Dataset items
◇ ◇ ◇
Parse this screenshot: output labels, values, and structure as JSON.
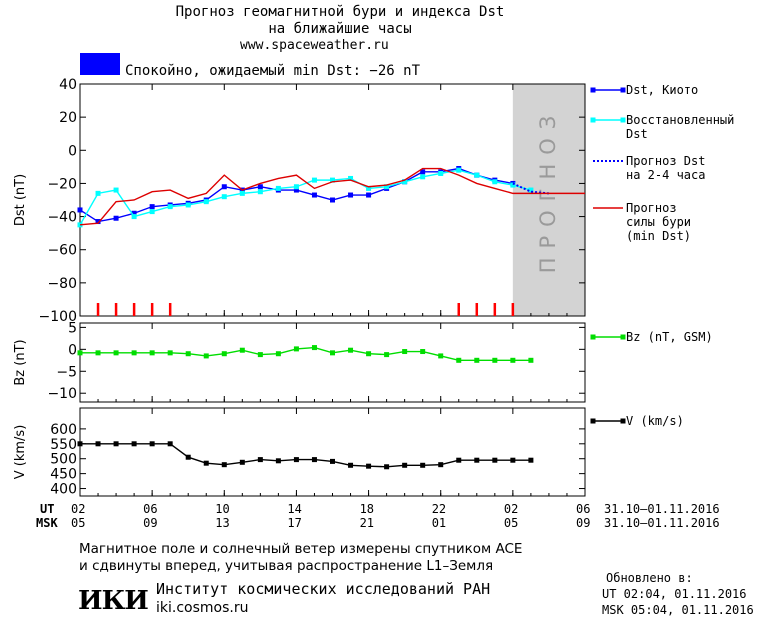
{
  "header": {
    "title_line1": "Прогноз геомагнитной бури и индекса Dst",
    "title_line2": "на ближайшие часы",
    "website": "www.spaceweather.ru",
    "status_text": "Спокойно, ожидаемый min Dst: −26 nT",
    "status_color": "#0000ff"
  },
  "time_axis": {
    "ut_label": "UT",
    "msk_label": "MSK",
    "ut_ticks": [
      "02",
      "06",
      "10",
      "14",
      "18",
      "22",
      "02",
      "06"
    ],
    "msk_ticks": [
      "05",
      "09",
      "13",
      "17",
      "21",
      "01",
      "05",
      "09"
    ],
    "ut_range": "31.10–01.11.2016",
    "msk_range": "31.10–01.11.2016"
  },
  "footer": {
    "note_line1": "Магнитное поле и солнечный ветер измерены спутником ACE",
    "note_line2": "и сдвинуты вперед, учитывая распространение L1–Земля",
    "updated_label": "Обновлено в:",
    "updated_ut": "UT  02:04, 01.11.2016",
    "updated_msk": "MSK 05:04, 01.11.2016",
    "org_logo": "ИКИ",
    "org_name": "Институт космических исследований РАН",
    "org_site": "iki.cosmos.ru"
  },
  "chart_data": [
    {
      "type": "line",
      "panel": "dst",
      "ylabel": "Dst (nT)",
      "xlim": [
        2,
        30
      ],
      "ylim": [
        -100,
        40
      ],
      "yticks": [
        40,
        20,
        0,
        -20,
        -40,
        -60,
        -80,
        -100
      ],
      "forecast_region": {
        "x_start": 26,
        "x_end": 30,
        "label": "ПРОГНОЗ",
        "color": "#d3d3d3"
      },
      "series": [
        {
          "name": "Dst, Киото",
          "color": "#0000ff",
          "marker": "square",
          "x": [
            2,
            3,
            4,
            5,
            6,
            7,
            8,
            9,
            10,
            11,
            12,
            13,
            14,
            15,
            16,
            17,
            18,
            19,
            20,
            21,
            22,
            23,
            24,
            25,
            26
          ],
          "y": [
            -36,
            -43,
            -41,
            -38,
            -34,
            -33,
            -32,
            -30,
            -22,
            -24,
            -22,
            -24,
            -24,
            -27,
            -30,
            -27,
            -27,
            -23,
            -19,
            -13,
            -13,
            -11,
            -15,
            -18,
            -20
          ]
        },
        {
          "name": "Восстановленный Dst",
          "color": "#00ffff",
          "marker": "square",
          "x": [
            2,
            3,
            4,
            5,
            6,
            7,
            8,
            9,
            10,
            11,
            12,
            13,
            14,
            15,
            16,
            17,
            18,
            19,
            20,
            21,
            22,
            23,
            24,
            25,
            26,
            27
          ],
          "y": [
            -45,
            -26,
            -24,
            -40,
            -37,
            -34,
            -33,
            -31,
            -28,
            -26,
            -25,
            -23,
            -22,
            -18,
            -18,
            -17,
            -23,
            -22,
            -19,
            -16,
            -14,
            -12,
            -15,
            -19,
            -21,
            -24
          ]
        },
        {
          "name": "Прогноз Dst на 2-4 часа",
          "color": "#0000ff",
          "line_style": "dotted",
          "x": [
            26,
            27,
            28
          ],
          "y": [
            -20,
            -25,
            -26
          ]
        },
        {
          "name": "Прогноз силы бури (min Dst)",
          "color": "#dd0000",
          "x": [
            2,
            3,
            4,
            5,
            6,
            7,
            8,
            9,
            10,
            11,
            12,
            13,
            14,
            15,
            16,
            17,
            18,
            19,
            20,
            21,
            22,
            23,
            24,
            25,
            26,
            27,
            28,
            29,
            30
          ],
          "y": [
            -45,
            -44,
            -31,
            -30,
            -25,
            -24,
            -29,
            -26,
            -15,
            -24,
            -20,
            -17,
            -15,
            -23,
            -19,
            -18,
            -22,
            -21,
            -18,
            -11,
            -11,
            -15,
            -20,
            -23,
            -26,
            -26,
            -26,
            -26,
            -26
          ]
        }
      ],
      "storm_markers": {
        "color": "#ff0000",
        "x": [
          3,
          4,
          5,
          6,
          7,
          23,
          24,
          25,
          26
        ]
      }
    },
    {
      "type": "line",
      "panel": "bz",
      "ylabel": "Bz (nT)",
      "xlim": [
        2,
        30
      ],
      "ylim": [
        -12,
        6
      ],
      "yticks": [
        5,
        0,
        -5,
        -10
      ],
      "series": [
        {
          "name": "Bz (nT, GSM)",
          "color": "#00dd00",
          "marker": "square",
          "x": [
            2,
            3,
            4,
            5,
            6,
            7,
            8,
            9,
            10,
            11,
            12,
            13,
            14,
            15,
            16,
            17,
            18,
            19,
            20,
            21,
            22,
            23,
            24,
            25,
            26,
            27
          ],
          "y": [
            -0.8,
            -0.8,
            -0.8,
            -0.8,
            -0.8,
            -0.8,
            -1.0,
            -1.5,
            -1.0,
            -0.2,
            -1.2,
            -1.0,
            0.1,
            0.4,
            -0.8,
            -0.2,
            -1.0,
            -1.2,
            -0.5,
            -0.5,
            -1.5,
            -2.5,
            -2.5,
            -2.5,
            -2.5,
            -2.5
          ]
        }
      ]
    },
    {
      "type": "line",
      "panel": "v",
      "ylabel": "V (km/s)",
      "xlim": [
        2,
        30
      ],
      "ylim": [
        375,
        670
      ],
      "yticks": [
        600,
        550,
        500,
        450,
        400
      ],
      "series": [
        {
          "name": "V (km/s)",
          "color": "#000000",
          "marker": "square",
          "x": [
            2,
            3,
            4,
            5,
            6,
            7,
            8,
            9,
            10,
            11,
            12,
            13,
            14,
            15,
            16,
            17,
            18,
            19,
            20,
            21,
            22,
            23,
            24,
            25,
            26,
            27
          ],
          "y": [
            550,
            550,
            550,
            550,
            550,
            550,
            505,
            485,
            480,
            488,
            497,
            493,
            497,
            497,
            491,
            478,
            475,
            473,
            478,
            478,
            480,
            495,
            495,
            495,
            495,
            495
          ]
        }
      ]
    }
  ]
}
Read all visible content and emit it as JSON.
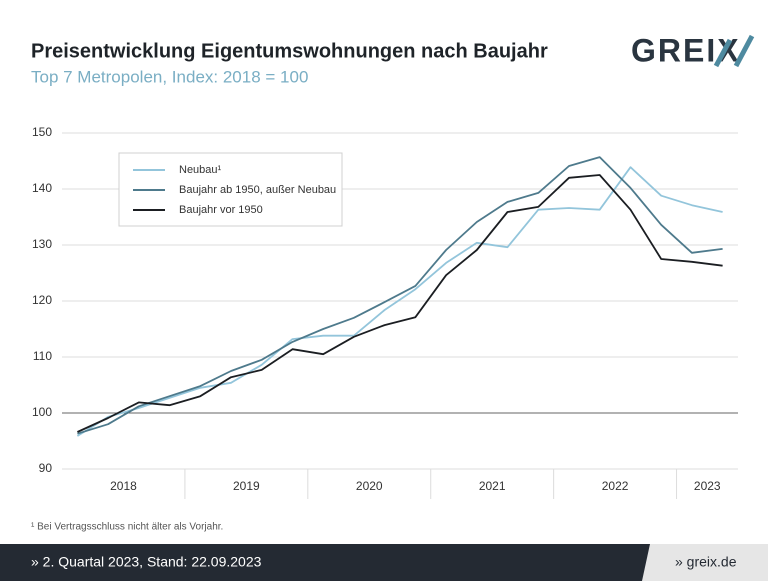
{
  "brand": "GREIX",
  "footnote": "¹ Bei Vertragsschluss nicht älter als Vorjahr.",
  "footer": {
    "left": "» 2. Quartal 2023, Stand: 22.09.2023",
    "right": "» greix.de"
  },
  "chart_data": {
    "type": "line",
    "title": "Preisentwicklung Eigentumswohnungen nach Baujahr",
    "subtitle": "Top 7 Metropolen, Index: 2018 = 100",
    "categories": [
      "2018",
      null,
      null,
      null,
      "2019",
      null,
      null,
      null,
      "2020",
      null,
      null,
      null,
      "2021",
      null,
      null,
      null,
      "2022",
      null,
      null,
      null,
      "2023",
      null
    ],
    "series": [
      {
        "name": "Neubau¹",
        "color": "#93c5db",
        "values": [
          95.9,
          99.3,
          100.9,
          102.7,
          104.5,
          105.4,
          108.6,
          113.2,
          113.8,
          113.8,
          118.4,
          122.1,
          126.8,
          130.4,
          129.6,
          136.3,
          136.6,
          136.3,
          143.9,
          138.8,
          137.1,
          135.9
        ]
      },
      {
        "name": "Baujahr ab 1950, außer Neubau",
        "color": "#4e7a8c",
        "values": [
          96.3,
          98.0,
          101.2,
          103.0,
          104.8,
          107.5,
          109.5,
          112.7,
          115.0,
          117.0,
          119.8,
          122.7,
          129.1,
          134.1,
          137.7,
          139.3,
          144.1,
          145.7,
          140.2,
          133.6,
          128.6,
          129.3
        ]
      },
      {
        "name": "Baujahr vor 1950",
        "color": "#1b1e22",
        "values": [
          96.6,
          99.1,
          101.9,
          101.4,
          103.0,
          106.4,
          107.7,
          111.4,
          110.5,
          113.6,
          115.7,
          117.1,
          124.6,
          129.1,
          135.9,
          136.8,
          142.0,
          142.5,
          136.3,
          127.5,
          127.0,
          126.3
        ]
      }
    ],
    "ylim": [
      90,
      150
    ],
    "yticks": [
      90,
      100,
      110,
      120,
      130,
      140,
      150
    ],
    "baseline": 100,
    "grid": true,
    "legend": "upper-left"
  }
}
◇ ◇ ◇
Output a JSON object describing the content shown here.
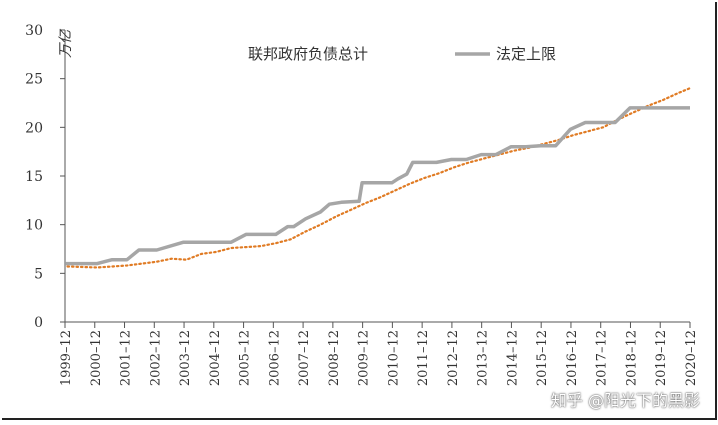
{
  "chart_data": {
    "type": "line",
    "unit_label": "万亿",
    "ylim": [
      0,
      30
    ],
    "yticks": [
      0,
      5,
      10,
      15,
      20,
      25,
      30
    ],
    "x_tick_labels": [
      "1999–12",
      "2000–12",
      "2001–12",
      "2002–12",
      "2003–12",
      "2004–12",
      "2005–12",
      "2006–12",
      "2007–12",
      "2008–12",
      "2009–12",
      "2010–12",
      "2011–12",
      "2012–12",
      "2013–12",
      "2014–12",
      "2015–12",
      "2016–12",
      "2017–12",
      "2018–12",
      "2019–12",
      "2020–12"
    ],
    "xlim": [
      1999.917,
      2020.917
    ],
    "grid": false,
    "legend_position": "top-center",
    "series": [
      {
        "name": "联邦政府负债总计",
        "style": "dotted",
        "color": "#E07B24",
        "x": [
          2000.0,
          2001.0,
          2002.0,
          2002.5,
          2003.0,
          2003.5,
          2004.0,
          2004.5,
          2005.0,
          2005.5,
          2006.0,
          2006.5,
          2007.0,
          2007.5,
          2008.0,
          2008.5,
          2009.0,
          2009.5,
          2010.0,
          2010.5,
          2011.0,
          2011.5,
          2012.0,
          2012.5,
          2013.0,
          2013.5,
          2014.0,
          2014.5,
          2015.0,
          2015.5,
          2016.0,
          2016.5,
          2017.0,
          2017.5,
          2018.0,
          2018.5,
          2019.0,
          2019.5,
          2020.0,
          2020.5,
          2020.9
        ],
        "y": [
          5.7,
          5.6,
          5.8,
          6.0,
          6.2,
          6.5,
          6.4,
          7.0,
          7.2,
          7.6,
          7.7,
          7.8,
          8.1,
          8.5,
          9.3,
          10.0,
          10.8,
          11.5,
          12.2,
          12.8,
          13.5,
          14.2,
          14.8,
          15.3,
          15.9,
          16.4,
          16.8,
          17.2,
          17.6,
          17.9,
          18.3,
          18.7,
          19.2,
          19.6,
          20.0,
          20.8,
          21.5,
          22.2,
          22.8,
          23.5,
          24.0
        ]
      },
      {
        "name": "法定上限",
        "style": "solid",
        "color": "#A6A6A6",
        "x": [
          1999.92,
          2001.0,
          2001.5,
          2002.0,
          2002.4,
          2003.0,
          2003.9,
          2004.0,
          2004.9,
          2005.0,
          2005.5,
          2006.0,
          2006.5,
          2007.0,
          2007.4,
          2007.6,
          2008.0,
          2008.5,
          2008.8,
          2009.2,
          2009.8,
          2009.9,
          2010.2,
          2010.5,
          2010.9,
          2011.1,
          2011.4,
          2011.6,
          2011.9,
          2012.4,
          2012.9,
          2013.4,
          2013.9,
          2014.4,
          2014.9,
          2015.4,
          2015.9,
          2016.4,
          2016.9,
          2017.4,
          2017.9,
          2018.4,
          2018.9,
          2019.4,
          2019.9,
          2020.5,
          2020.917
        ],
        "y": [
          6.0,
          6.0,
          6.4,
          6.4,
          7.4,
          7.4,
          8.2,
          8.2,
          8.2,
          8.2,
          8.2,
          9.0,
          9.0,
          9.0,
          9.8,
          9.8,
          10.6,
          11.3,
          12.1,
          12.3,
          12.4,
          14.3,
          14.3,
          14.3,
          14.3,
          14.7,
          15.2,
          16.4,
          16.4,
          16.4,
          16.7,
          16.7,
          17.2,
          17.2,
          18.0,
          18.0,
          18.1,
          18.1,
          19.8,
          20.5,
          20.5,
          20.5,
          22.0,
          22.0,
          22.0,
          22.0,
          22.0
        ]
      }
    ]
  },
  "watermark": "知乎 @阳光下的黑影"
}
◇ ◇ ◇
Search the entries for the word "left" and copy every line that has it.

    "left": "» 2. Quartal 2023, Stand: 22.09.2023",
    "legend": "upper-left"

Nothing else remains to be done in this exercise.